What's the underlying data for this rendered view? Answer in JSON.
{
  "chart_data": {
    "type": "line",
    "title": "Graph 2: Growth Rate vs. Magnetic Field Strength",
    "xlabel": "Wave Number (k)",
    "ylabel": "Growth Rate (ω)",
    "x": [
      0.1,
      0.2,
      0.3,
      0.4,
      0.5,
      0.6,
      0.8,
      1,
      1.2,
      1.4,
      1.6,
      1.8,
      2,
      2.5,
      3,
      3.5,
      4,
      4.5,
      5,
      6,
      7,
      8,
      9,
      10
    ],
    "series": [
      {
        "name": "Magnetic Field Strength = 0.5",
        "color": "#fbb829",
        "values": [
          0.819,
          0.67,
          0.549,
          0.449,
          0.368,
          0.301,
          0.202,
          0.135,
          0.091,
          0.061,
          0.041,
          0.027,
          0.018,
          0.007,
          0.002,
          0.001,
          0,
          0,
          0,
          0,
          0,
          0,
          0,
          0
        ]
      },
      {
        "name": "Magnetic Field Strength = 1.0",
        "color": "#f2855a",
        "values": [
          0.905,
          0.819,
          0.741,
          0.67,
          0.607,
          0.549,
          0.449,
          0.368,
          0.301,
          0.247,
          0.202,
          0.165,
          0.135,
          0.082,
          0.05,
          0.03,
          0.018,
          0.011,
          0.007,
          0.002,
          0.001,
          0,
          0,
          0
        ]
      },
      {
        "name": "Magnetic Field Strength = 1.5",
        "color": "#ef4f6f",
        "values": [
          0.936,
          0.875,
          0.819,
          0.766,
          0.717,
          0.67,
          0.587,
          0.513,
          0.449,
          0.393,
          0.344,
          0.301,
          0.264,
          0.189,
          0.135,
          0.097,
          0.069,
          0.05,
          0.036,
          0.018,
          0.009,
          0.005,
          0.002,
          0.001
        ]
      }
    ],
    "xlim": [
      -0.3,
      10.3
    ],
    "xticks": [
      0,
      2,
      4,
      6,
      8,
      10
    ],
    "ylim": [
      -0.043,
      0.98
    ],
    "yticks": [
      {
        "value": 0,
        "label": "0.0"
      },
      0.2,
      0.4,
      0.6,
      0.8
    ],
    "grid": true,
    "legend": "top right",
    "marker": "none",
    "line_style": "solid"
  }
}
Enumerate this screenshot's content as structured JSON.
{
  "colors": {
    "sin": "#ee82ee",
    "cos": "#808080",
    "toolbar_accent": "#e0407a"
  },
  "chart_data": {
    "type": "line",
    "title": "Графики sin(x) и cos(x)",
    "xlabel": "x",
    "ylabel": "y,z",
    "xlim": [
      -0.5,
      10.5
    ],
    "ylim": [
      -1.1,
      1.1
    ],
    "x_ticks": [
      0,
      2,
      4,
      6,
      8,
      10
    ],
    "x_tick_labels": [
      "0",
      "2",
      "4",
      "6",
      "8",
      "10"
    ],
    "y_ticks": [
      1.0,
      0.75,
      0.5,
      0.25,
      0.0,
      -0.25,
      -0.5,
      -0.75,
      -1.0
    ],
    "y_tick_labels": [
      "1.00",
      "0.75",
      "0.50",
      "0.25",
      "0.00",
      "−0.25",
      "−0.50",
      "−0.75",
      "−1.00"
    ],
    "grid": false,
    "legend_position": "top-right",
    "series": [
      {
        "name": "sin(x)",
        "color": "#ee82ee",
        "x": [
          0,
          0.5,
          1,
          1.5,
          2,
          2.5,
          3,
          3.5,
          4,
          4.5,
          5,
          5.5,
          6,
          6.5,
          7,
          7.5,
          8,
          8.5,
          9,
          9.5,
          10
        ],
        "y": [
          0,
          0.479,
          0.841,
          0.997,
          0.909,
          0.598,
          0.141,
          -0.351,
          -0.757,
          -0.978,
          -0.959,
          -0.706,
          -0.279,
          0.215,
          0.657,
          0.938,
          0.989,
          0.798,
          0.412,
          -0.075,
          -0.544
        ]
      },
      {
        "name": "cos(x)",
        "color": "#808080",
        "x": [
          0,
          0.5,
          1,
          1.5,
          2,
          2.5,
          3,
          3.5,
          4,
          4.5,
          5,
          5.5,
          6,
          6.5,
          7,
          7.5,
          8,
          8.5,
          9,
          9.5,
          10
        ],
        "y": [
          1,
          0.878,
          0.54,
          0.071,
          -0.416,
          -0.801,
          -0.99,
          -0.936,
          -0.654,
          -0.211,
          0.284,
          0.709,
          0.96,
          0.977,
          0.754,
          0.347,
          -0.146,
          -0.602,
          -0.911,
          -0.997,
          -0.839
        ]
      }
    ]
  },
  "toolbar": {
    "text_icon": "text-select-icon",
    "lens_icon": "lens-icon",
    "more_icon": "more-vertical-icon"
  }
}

WHAT YOU SHOULD DO: Scan the listing above and identify each line holding the string "JSON"; copy every such line.

RESPONSE FOR THIS EXERCISE:
What's the underlying data for this rendered view? Answer in JSON.
Enumerate this screenshot's content as structured JSON.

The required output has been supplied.